Reproduce all the entries exactly.

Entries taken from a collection
===
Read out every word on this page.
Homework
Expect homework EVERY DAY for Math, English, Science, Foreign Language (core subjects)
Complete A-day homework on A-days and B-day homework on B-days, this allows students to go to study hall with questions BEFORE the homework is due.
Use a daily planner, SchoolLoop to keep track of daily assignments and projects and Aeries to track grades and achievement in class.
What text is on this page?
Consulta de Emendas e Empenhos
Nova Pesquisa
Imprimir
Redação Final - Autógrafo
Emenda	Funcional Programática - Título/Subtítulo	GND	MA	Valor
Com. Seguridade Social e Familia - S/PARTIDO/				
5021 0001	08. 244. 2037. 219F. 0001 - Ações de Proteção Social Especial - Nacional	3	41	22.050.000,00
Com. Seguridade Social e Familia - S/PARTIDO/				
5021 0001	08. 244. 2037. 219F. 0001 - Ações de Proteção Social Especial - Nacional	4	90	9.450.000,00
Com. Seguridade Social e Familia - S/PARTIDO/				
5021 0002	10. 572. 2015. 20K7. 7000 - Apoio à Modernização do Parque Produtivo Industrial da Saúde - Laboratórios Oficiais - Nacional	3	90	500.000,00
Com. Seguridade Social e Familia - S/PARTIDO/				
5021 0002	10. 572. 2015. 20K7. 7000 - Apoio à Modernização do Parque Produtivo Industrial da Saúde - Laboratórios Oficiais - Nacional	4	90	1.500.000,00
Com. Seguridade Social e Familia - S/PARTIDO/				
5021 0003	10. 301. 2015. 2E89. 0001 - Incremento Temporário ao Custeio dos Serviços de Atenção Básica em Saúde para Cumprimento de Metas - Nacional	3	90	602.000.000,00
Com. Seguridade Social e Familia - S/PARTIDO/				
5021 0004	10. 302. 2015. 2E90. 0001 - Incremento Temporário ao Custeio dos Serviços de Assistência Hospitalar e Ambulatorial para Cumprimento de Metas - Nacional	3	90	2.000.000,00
===
Expected answer.
Read out every word on this page.
Homework
Expect homework EVERY DAY for Math, English, Science, Foreign Language (core subjects)
Complete A-day homework on A-days and B-day homework on B-days, this allows students to go to study hall with questions BEFORE the homework is due.
Use a daily planner, SchoolLoop to keep track of daily assignments and projects and Aeries to track grades and achievement in class.
What text is on this page?
Consulta de Emendas e Empenhos
Nova Pesquisa
Imprimir
Redação Final - Autógrafo
Emenda	Funcional Programática - Título/Subtítulo	GND	MA	Valor
Com. Seguridade Social e Familia - S/PARTIDO/				
5021 0001	08. 244. 2037. 219F. 0001 - Ações de Proteção Social Especial - Nacional	3	41	22.050.000,00
Com. Seguridade Social e Familia - S/PARTIDO/				
5021 0001	08. 244. 2037. 219F. 0001 - Ações de Proteção Social Especial - Nacional	4	90	9.450.000,00
Com. Seguridade Social e Familia - S/PARTIDO/				
5021 0002	10. 572. 2015. 20K7. 7000 - Apoio à Modernização do Parque Produtivo Industrial da Saúde - Laboratórios Oficiais - Nacional	3	90	500.000,00
Com. Seguridade Social e Familia - S/PARTIDO/				
5021 0002	10. 572. 2015. 20K7. 7000 - Apoio à Modernização do Parque Produtivo Industrial da Saúde - Laboratórios Oficiais - Nacional	4	90	1.500.000,00
Com. Seguridade Social e Familia - S/PARTIDO/				
5021 0003	10. 301. 2015. 2E89. 0001 - Incremento Temporário ao Custeio dos Serviços de Atenção Básica em Saúde para Cumprimento de Metas - Nacional	3	90	602.000.000,00
Com. Seguridade Social e Familia - S/PARTIDO/				
5021 0004	10. 302. 2015. 2E90. 0001 - Incremento Temporário ao Custeio dos Serviços de Assistência Hospitalar e Ambulatorial para Cumprimento de Metas - Nacional	3	90	2.000.000,00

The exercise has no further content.